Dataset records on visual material
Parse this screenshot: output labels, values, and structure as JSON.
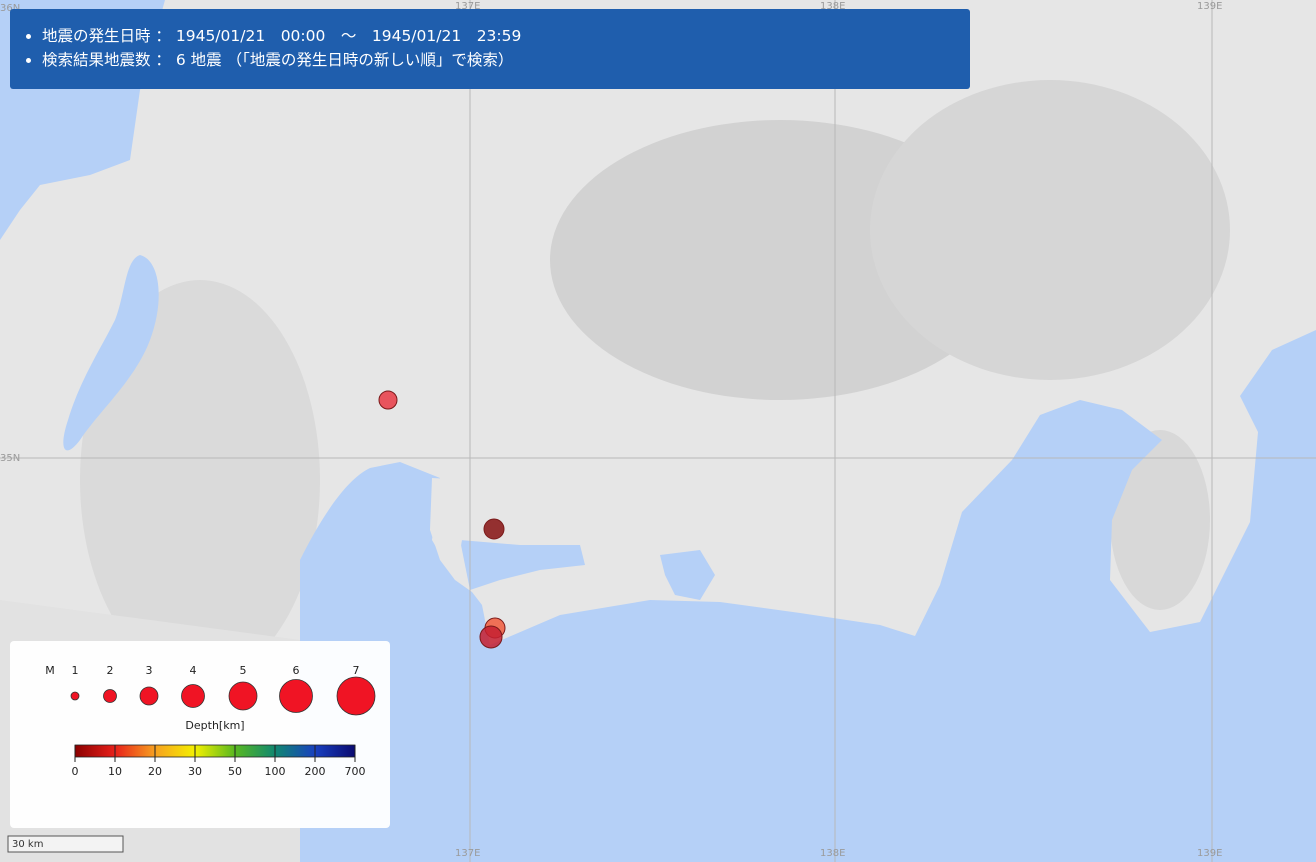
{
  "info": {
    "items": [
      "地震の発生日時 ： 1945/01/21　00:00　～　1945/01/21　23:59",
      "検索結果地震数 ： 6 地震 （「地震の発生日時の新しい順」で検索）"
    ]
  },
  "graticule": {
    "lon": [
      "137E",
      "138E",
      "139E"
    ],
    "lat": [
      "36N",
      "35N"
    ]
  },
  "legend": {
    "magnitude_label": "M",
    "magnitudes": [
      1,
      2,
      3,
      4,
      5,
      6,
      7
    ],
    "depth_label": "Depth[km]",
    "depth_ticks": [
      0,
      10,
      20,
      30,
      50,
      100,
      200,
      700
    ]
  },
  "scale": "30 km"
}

### Work to do
Without including any pictures, output all the entries above exactly.

### Correct response
Parse this screenshot: output labels, values, and structure as JSON.
{
  "info": {
    "items": [
      "地震の発生日時 ： 1945/01/21　00:00　～　1945/01/21　23:59",
      "検索結果地震数 ： 6 地震 （「地震の発生日時の新しい順」で検索）"
    ]
  },
  "graticule": {
    "lon": [
      "137E",
      "138E",
      "139E"
    ],
    "lat": [
      "36N",
      "35N"
    ]
  },
  "legend": {
    "magnitude_label": "M",
    "magnitudes": [
      1,
      2,
      3,
      4,
      5,
      6,
      7
    ],
    "depth_label": "Depth[km]",
    "depth_ticks": [
      0,
      10,
      20,
      30,
      50,
      100,
      200,
      700
    ]
  },
  "scale": "30 km"
}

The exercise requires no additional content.